Copy every entry precisely.

*** Working data ***

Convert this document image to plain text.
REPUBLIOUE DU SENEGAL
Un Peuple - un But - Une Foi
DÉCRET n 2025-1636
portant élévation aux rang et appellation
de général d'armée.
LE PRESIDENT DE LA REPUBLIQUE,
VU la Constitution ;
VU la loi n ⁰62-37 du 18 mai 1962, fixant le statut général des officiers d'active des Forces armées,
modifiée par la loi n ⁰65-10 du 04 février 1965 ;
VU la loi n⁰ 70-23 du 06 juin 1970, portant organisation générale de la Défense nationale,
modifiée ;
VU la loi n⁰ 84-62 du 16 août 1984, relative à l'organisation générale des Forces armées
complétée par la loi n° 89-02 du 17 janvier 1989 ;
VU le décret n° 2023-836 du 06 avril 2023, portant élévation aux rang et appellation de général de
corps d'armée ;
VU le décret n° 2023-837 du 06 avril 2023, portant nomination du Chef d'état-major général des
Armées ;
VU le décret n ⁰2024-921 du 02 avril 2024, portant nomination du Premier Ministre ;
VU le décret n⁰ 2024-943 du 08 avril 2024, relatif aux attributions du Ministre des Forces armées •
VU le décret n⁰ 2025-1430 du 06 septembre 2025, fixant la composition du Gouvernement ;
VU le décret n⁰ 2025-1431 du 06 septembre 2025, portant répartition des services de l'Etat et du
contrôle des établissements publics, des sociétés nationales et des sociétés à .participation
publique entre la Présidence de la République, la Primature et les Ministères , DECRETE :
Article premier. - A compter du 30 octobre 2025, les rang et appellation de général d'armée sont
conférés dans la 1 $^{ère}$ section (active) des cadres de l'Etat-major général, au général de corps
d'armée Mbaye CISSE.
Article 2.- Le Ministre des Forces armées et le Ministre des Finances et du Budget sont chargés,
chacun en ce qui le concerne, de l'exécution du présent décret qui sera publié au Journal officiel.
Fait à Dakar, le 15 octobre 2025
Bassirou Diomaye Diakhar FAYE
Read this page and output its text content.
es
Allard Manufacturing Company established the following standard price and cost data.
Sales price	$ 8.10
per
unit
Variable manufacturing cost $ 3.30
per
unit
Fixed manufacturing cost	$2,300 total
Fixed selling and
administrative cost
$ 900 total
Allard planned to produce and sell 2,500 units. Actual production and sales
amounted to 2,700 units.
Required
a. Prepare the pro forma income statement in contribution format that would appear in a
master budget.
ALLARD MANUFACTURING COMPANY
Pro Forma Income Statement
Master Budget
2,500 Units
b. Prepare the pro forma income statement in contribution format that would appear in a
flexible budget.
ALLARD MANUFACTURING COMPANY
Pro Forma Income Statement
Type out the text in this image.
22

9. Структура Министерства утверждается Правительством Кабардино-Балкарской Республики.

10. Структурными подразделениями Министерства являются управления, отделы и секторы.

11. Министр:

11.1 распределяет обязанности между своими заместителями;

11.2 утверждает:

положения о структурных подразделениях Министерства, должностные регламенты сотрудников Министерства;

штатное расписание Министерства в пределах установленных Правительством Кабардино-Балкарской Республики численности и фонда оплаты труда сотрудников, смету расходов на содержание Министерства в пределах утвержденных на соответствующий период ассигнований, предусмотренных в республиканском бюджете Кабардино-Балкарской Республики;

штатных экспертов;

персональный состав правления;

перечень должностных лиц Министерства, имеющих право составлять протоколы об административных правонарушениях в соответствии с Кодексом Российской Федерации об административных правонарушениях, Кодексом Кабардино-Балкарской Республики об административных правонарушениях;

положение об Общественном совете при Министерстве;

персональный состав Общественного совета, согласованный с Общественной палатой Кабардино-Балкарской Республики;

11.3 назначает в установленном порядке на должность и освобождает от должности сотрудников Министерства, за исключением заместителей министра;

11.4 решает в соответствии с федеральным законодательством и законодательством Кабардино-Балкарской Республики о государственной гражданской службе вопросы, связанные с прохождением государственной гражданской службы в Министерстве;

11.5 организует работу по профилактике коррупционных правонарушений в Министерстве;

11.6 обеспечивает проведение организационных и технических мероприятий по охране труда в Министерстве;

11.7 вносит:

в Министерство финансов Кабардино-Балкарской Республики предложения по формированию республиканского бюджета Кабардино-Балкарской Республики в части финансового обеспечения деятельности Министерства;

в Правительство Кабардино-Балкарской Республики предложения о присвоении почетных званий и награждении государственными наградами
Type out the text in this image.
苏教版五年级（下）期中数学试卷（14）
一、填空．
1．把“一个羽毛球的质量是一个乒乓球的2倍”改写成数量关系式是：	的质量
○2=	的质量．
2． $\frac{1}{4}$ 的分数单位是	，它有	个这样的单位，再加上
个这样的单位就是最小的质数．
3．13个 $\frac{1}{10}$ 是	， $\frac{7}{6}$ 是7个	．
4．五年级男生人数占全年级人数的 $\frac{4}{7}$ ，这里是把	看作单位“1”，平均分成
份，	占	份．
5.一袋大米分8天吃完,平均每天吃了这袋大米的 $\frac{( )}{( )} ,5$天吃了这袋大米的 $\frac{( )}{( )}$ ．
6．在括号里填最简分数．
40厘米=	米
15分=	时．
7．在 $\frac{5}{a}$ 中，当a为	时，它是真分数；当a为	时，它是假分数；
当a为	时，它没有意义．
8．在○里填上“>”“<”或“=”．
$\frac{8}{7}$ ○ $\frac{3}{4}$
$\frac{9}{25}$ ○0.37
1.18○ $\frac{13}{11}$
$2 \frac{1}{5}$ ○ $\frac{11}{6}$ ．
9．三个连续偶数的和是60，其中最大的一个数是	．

***

Task output —
Convert this document image to plain text.
REPUBLIOUE DU SENEGAL
Un Peuple - un But - Une Foi
DÉCRET n 2025-1636
portant élévation aux rang et appellation
de général d'armée.
LE PRESIDENT DE LA REPUBLIQUE,
VU la Constitution ;
VU la loi n ⁰62-37 du 18 mai 1962, fixant le statut général des officiers d'active des Forces armées,
modifiée par la loi n ⁰65-10 du 04 février 1965 ;
VU la loi n⁰ 70-23 du 06 juin 1970, portant organisation générale de la Défense nationale,
modifiée ;
VU la loi n⁰ 84-62 du 16 août 1984, relative à l'organisation générale des Forces armées
complétée par la loi n° 89-02 du 17 janvier 1989 ;
VU le décret n° 2023-836 du 06 avril 2023, portant élévation aux rang et appellation de général de
corps d'armée ;
VU le décret n° 2023-837 du 06 avril 2023, portant nomination du Chef d'état-major général des
Armées ;
VU le décret n ⁰2024-921 du 02 avril 2024, portant nomination du Premier Ministre ;
VU le décret n⁰ 2024-943 du 08 avril 2024, relatif aux attributions du Ministre des Forces armées •
VU le décret n⁰ 2025-1430 du 06 septembre 2025, fixant la composition du Gouvernement ;
VU le décret n⁰ 2025-1431 du 06 septembre 2025, portant répartition des services de l'Etat et du
contrôle des établissements publics, des sociétés nationales et des sociétés à .participation
publique entre la Présidence de la République, la Primature et les Ministères , DECRETE :
Article premier. - A compter du 30 octobre 2025, les rang et appellation de général d'armée sont
conférés dans la 1 $^{ère}$ section (active) des cadres de l'Etat-major général, au général de corps
d'armée Mbaye CISSE.
Article 2.- Le Ministre des Forces armées et le Ministre des Finances et du Budget sont chargés,
chacun en ce qui le concerne, de l'exécution du présent décret qui sera publié au Journal officiel.
Fait à Dakar, le 15 octobre 2025
Bassirou Diomaye Diakhar FAYE
Read this page and output its text content.
es
Allard Manufacturing Company established the following standard price and cost data.
Sales price	$ 8.10
per
unit
Variable manufacturing cost $ 3.30
per
unit
Fixed manufacturing cost	$2,300 total
Fixed selling and
administrative cost
$ 900 total
Allard planned to produce and sell 2,500 units. Actual production and sales
amounted to 2,700 units.
Required
a. Prepare the pro forma income statement in contribution format that would appear in a
master budget.
ALLARD MANUFACTURING COMPANY
Pro Forma Income Statement
Master Budget
2,500 Units
b. Prepare the pro forma income statement in contribution format that would appear in a
flexible budget.
ALLARD MANUFACTURING COMPANY
Pro Forma Income Statement
Type out the text in this image.
22

9. Структура Министерства утверждается Правительством Кабардино-Балкарской Республики.

10. Структурными подразделениями Министерства являются управления, отделы и секторы.

11. Министр:

11.1 распределяет обязанности между своими заместителями;

11.2 утверждает:

положения о структурных подразделениях Министерства, должностные регламенты сотрудников Министерства;

штатное расписание Министерства в пределах установленных Правительством Кабардино-Балкарской Республики численности и фонда оплаты труда сотрудников, смету расходов на содержание Министерства в пределах утвержденных на соответствующий период ассигнований, предусмотренных в республиканском бюджете Кабардино-Балкарской Республики;

штатных экспертов;

персональный состав правления;

перечень должностных лиц Министерства, имеющих право составлять протоколы об административных правонарушениях в соответствии с Кодексом Российской Федерации об административных правонарушениях, Кодексом Кабардино-Балкарской Республики об административных правонарушениях;

положение об Общественном совете при Министерстве;

персональный состав Общественного совета, согласованный с Общественной палатой Кабардино-Балкарской Республики;

11.3 назначает в установленном порядке на должность и освобождает от должности сотрудников Министерства, за исключением заместителей министра;

11.4 решает в соответствии с федеральным законодательством и законодательством Кабардино-Балкарской Республики о государственной гражданской службе вопросы, связанные с прохождением государственной гражданской службы в Министерстве;

11.5 организует работу по профилактике коррупционных правонарушений в Министерстве;

11.6 обеспечивает проведение организационных и технических мероприятий по охране труда в Министерстве;

11.7 вносит:

в Министерство финансов Кабардино-Балкарской Республики предложения по формированию республиканского бюджета Кабардино-Балкарской Республики в части финансового обеспечения деятельности Министерства;

в Правительство Кабардино-Балкарской Республики предложения о присвоении почетных званий и награждении государственными наградами
Type out the text in this image.
苏教版五年级（下）期中数学试卷（14）
一、填空．
1．把“一个羽毛球的质量是一个乒乓球的2倍”改写成数量关系式是：	的质量
○2=	的质量．
2． $\frac{1}{4}$ 的分数单位是	，它有	个这样的单位，再加上
个这样的单位就是最小的质数．
3．13个 $\frac{1}{10}$ 是	， $\frac{7}{6}$ 是7个	．
4．五年级男生人数占全年级人数的 $\frac{4}{7}$ ，这里是把	看作单位“1”，平均分成
份，	占	份．
5.一袋大米分8天吃完,平均每天吃了这袋大米的 $\frac{( )}{( )} ,5$天吃了这袋大米的 $\frac{( )}{( )}$ ．
6．在括号里填最简分数．
40厘米=	米
15分=	时．
7．在 $\frac{5}{a}$ 中，当a为	时，它是真分数；当a为	时，它是假分数；
当a为	时，它没有意义．
8．在○里填上“>”“<”或“=”．
$\frac{8}{7}$ ○ $\frac{3}{4}$
$\frac{9}{25}$ ○0.37
1.18○ $\frac{13}{11}$
$2 \frac{1}{5}$ ○ $\frac{11}{6}$ ．
9．三个连续偶数的和是60，其中最大的一个数是	．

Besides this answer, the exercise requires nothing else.